Records excerpted from a collection:
══════════════════════════════
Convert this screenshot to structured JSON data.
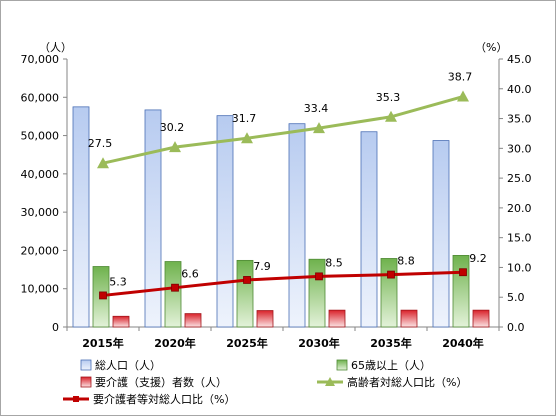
{
  "chart_data": {
    "type": "bar",
    "categories": [
      "2015年",
      "2020年",
      "2025年",
      "2030年",
      "2035年",
      "2040年"
    ],
    "left_axis": {
      "unit": "（人）",
      "ylim": [
        0,
        70000
      ],
      "step": 10000,
      "tick_labels": [
        "0",
        "10,000",
        "20,000",
        "30,000",
        "40,000",
        "50,000",
        "60,000",
        "70,000"
      ]
    },
    "right_axis": {
      "unit": "（%）",
      "ylim": [
        0,
        45
      ],
      "step": 5,
      "tick_labels": [
        "0.0",
        "5.0",
        "10.0",
        "15.0",
        "20.0",
        "25.0",
        "30.0",
        "35.0",
        "40.0",
        "45.0"
      ]
    },
    "series": [
      {
        "name": "総人口（人）",
        "kind": "bar",
        "axis": "left",
        "values": [
          57500,
          56700,
          55200,
          53100,
          51000,
          48700
        ]
      },
      {
        "name": "65歳以上（人）",
        "kind": "bar",
        "axis": "left",
        "values": [
          15800,
          17100,
          17400,
          17700,
          17900,
          18700
        ]
      },
      {
        "name": "要介護（支援）者数（人）",
        "kind": "bar",
        "axis": "left",
        "values": [
          2800,
          3500,
          4300,
          4400,
          4400,
          4400
        ]
      },
      {
        "name": "高齢者対総人口比（%）",
        "kind": "line",
        "axis": "right",
        "values": [
          27.5,
          30.2,
          31.7,
          33.4,
          35.3,
          38.7
        ],
        "labels": [
          "27.5",
          "30.2",
          "31.7",
          "33.4",
          "35.3",
          "38.7"
        ]
      },
      {
        "name": "要介護者等対総人口比（%）",
        "kind": "line",
        "axis": "right",
        "values": [
          5.3,
          6.6,
          7.9,
          8.5,
          8.8,
          9.2
        ],
        "labels": [
          "5.3",
          "6.6",
          "7.9",
          "8.5",
          "8.8",
          "9.2"
        ]
      }
    ],
    "legend_position": "bottom",
    "grid": false
  },
  "colors": {
    "total_bar_top": "#b7cbf0",
    "total_bar_bottom": "#eef3fc",
    "total_bar_stroke": "#4a6fb5",
    "elder_bar_top": "#6fb24d",
    "elder_bar_bottom": "#e3f2d9",
    "elder_bar_stroke": "#4f8a35",
    "care_bar_top": "#d9222a",
    "care_bar_bottom": "#fbe3e4",
    "care_bar_stroke": "#a3161c",
    "elder_ratio_line": "#9bbb59",
    "care_ratio_line": "#c00000"
  }
}
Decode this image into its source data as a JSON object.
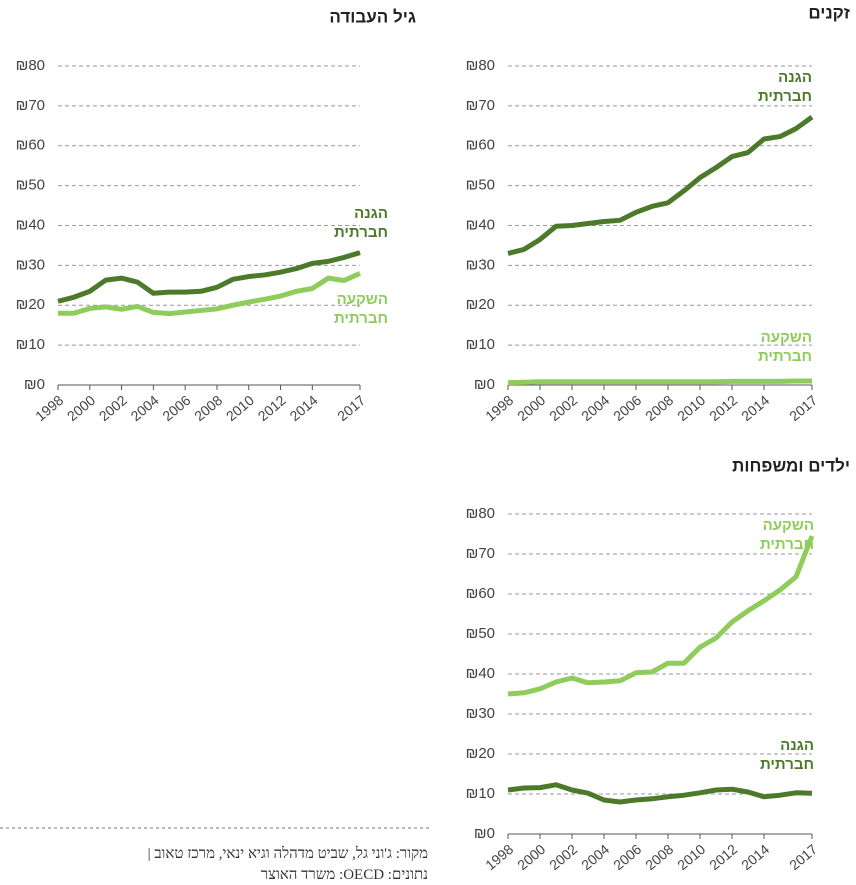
══════════════════════════════
§ Task goal: Leave the pictures out, and transcribe each of the records exactly.

§ Response to this exercise:
Convert this screenshot to structured JSON data.
{
  "chart_data": {
    "type": "bar",
    "categories": [
      "2015年",
      "2020年",
      "2025年",
      "2030年",
      "2035年",
      "2040年"
    ],
    "left_axis": {
      "unit": "（人）",
      "ylim": [
        0,
        70000
      ],
      "step": 10000,
      "tick_labels": [
        "0",
        "10,000",
        "20,000",
        "30,000",
        "40,000",
        "50,000",
        "60,000",
        "70,000"
      ]
    },
    "right_axis": {
      "unit": "（%）",
      "ylim": [
        0,
        45
      ],
      "step": 5,
      "tick_labels": [
        "0.0",
        "5.0",
        "10.0",
        "15.0",
        "20.0",
        "25.0",
        "30.0",
        "35.0",
        "40.0",
        "45.0"
      ]
    },
    "series": [
      {
        "name": "総人口（人）",
        "kind": "bar",
        "axis": "left",
        "values": [
          57500,
          56700,
          55200,
          53100,
          51000,
          48700
        ]
      },
      {
        "name": "65歳以上（人）",
        "kind": "bar",
        "axis": "left",
        "values": [
          15800,
          17100,
          17400,
          17700,
          17900,
          18700
        ]
      },
      {
        "name": "要介護（支援）者数（人）",
        "kind": "bar",
        "axis": "left",
        "values": [
          2800,
          3500,
          4300,
          4400,
          4400,
          4400
        ]
      },
      {
        "name": "高齢者対総人口比（%）",
        "kind": "line",
        "axis": "right",
        "values": [
          27.5,
          30.2,
          31.7,
          33.4,
          35.3,
          38.7
        ],
        "labels": [
          "27.5",
          "30.2",
          "31.7",
          "33.4",
          "35.3",
          "38.7"
        ]
      },
      {
        "name": "要介護者等対総人口比（%）",
        "kind": "line",
        "axis": "right",
        "values": [
          5.3,
          6.6,
          7.9,
          8.5,
          8.8,
          9.2
        ],
        "labels": [
          "5.3",
          "6.6",
          "7.9",
          "8.5",
          "8.8",
          "9.2"
        ]
      }
    ],
    "legend_position": "bottom",
    "grid": false
  },
  "colors": {
    "total_bar_top": "#b7cbf0",
    "total_bar_bottom": "#eef3fc",
    "total_bar_stroke": "#4a6fb5",
    "elder_bar_top": "#6fb24d",
    "elder_bar_bottom": "#e3f2d9",
    "elder_bar_stroke": "#4f8a35",
    "care_bar_top": "#d9222a",
    "care_bar_bottom": "#fbe3e4",
    "care_bar_stroke": "#a3161c",
    "elder_ratio_line": "#9bbb59",
    "care_ratio_line": "#c00000"
  }
}
Decode this image into its source data as a JSON object.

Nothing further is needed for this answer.